----- Material -----
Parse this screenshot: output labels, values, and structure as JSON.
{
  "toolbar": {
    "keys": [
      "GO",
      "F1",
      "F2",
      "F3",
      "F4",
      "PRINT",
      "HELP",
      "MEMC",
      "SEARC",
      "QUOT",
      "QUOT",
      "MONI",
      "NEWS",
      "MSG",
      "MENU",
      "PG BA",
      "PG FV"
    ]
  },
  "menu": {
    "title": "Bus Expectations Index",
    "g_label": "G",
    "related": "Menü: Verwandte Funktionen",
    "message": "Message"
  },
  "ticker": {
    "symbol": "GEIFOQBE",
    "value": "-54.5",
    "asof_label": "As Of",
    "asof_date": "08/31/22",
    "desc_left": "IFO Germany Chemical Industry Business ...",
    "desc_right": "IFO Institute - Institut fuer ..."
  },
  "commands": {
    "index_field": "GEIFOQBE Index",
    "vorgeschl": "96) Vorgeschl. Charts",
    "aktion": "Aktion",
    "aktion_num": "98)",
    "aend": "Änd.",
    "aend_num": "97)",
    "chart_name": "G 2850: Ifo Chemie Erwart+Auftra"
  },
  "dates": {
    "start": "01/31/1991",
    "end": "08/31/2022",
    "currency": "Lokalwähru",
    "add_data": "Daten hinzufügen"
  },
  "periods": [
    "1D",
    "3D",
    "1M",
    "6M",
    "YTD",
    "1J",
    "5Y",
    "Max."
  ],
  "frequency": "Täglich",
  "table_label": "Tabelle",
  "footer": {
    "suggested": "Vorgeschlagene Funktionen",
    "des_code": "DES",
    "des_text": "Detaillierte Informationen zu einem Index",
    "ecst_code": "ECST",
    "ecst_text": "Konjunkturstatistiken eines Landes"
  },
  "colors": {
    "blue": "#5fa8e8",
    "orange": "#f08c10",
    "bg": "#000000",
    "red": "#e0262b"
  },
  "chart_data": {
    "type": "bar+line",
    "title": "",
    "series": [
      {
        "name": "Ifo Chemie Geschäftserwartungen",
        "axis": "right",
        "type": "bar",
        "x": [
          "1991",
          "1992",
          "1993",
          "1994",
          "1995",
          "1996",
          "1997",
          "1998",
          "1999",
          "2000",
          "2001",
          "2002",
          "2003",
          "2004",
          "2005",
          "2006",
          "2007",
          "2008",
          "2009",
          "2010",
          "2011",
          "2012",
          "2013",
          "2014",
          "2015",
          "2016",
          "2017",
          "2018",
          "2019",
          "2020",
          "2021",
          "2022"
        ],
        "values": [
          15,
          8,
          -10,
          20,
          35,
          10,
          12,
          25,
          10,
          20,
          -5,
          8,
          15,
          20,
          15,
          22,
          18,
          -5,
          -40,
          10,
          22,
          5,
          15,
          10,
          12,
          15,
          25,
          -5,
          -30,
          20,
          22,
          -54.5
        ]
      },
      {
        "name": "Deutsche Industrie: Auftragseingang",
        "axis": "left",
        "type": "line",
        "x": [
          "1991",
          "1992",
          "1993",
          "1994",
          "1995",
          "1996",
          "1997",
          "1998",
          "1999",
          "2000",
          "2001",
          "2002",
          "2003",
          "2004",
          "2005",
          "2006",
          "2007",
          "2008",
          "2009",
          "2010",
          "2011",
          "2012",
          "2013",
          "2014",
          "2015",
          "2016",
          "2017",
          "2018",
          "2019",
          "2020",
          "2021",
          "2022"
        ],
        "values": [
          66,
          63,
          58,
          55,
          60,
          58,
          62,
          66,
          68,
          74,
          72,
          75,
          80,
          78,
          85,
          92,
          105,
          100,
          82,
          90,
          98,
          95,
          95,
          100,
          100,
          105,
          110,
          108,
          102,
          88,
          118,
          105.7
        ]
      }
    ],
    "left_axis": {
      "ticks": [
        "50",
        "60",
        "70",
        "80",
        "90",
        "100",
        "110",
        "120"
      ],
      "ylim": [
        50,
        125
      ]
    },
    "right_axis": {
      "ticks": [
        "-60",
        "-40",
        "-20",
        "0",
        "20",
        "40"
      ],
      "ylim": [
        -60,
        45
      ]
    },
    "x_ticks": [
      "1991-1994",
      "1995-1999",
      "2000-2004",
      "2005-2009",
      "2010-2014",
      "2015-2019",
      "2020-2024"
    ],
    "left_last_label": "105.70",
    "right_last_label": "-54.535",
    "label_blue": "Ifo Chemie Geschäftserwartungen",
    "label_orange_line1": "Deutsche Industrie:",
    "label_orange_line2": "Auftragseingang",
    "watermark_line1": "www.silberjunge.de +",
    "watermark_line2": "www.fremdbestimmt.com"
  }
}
-----
# [Exercise task]
Quote every record above exactly.

# [Task answer]
Parse this screenshot: output labels, values, and structure as JSON.
{
  "toolbar": {
    "keys": [
      "GO",
      "F1",
      "F2",
      "F3",
      "F4",
      "PRINT",
      "HELP",
      "MEMC",
      "SEARC",
      "QUOT",
      "QUOT",
      "MONI",
      "NEWS",
      "MSG",
      "MENU",
      "PG BA",
      "PG FV"
    ]
  },
  "menu": {
    "title": "Bus Expectations Index",
    "g_label": "G",
    "related": "Menü: Verwandte Funktionen",
    "message": "Message"
  },
  "ticker": {
    "symbol": "GEIFOQBE",
    "value": "-54.5",
    "asof_label": "As Of",
    "asof_date": "08/31/22",
    "desc_left": "IFO Germany Chemical Industry Business ...",
    "desc_right": "IFO Institute - Institut fuer ..."
  },
  "commands": {
    "index_field": "GEIFOQBE Index",
    "vorgeschl": "96) Vorgeschl. Charts",
    "aktion": "Aktion",
    "aktion_num": "98)",
    "aend": "Änd.",
    "aend_num": "97)",
    "chart_name": "G 2850: Ifo Chemie Erwart+Auftra"
  },
  "dates": {
    "start": "01/31/1991",
    "end": "08/31/2022",
    "currency": "Lokalwähru",
    "add_data": "Daten hinzufügen"
  },
  "periods": [
    "1D",
    "3D",
    "1M",
    "6M",
    "YTD",
    "1J",
    "5Y",
    "Max."
  ],
  "frequency": "Täglich",
  "table_label": "Tabelle",
  "footer": {
    "suggested": "Vorgeschlagene Funktionen",
    "des_code": "DES",
    "des_text": "Detaillierte Informationen zu einem Index",
    "ecst_code": "ECST",
    "ecst_text": "Konjunkturstatistiken eines Landes"
  },
  "colors": {
    "blue": "#5fa8e8",
    "orange": "#f08c10",
    "bg": "#000000",
    "red": "#e0262b"
  },
  "chart_data": {
    "type": "bar+line",
    "title": "",
    "series": [
      {
        "name": "Ifo Chemie Geschäftserwartungen",
        "axis": "right",
        "type": "bar",
        "x": [
          "1991",
          "1992",
          "1993",
          "1994",
          "1995",
          "1996",
          "1997",
          "1998",
          "1999",
          "2000",
          "2001",
          "2002",
          "2003",
          "2004",
          "2005",
          "2006",
          "2007",
          "2008",
          "2009",
          "2010",
          "2011",
          "2012",
          "2013",
          "2014",
          "2015",
          "2016",
          "2017",
          "2018",
          "2019",
          "2020",
          "2021",
          "2022"
        ],
        "values": [
          15,
          8,
          -10,
          20,
          35,
          10,
          12,
          25,
          10,
          20,
          -5,
          8,
          15,
          20,
          15,
          22,
          18,
          -5,
          -40,
          10,
          22,
          5,
          15,
          10,
          12,
          15,
          25,
          -5,
          -30,
          20,
          22,
          -54.5
        ]
      },
      {
        "name": "Deutsche Industrie: Auftragseingang",
        "axis": "left",
        "type": "line",
        "x": [
          "1991",
          "1992",
          "1993",
          "1994",
          "1995",
          "1996",
          "1997",
          "1998",
          "1999",
          "2000",
          "2001",
          "2002",
          "2003",
          "2004",
          "2005",
          "2006",
          "2007",
          "2008",
          "2009",
          "2010",
          "2011",
          "2012",
          "2013",
          "2014",
          "2015",
          "2016",
          "2017",
          "2018",
          "2019",
          "2020",
          "2021",
          "2022"
        ],
        "values": [
          66,
          63,
          58,
          55,
          60,
          58,
          62,
          66,
          68,
          74,
          72,
          75,
          80,
          78,
          85,
          92,
          105,
          100,
          82,
          90,
          98,
          95,
          95,
          100,
          100,
          105,
          110,
          108,
          102,
          88,
          118,
          105.7
        ]
      }
    ],
    "left_axis": {
      "ticks": [
        "50",
        "60",
        "70",
        "80",
        "90",
        "100",
        "110",
        "120"
      ],
      "ylim": [
        50,
        125
      ]
    },
    "right_axis": {
      "ticks": [
        "-60",
        "-40",
        "-20",
        "0",
        "20",
        "40"
      ],
      "ylim": [
        -60,
        45
      ]
    },
    "x_ticks": [
      "1991-1994",
      "1995-1999",
      "2000-2004",
      "2005-2009",
      "2010-2014",
      "2015-2019",
      "2020-2024"
    ],
    "left_last_label": "105.70",
    "right_last_label": "-54.535",
    "label_blue": "Ifo Chemie Geschäftserwartungen",
    "label_orange_line1": "Deutsche Industrie:",
    "label_orange_line2": "Auftragseingang",
    "watermark_line1": "www.silberjunge.de +",
    "watermark_line2": "www.fremdbestimmt.com"
  }
}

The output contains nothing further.